REQUIREMENT:
Only lines with the string "subtitle" matter here; gather them from the material below.

GIVEN INFORMATION:
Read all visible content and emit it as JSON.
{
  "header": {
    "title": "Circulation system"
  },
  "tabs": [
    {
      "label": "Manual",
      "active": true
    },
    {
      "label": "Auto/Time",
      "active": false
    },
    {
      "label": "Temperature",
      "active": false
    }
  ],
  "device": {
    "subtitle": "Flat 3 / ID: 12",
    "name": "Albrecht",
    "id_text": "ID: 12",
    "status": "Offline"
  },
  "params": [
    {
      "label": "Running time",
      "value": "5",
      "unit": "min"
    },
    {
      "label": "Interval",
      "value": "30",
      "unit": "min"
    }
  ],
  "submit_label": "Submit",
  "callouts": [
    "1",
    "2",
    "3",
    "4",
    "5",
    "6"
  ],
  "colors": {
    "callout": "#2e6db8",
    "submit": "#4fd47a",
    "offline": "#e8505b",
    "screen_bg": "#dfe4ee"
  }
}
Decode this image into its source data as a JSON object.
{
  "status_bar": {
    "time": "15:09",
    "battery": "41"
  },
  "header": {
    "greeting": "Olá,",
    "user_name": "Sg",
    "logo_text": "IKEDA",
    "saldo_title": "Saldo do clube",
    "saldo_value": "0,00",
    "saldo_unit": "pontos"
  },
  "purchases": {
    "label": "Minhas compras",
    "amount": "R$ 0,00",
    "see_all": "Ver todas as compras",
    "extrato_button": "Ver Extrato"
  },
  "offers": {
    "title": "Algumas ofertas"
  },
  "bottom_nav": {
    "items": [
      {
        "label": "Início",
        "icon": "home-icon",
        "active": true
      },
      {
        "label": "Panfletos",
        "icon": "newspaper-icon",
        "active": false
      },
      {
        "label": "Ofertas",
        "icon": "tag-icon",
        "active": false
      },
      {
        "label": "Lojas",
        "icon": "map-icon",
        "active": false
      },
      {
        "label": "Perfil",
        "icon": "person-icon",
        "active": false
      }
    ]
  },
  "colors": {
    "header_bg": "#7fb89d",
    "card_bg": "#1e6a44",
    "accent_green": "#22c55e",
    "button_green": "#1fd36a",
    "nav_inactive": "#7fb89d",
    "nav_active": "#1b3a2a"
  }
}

...

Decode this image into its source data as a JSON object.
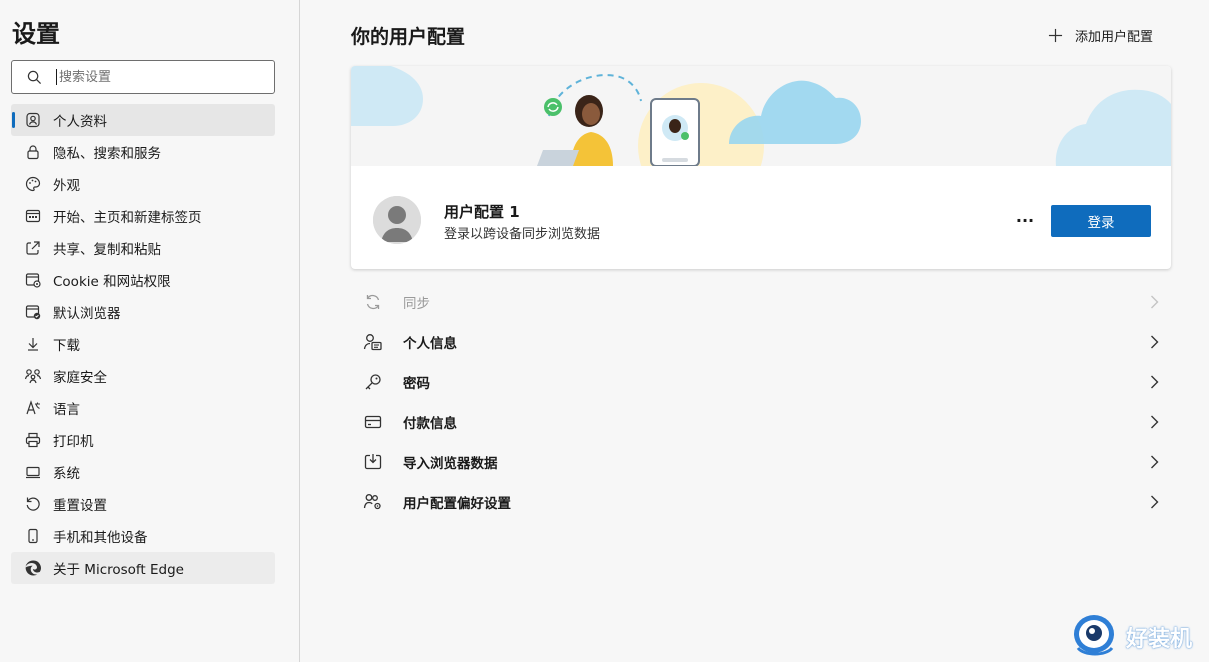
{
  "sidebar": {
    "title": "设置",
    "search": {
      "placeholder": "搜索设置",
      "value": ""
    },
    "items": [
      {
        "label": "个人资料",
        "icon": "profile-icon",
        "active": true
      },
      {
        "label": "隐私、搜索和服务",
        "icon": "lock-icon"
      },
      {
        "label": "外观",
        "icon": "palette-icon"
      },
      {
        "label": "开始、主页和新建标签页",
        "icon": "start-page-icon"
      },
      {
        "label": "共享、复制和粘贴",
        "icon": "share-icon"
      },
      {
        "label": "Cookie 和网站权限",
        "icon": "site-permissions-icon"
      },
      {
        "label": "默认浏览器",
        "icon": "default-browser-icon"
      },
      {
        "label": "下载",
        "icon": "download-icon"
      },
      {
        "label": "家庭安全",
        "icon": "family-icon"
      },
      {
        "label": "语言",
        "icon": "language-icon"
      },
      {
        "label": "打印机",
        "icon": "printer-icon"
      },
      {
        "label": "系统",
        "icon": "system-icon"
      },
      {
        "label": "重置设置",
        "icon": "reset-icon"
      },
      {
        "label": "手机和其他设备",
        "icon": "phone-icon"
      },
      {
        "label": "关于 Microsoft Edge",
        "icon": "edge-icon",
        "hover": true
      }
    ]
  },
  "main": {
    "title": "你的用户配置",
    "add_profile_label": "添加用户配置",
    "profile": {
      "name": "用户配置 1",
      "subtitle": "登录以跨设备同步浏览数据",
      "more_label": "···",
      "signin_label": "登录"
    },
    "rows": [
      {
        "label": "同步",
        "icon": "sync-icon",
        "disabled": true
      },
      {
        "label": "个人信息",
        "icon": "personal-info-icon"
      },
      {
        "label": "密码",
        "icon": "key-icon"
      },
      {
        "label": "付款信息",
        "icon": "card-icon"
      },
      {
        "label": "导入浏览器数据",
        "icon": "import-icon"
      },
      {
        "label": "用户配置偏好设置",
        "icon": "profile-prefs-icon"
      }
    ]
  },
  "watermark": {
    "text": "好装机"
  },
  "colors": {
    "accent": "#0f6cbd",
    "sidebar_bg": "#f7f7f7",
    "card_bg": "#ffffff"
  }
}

RESULT OF THIS TASK:
    "subtitle": "Flat 3 / ID: 12",
      "subtitle": "登录以跨设备同步浏览数据",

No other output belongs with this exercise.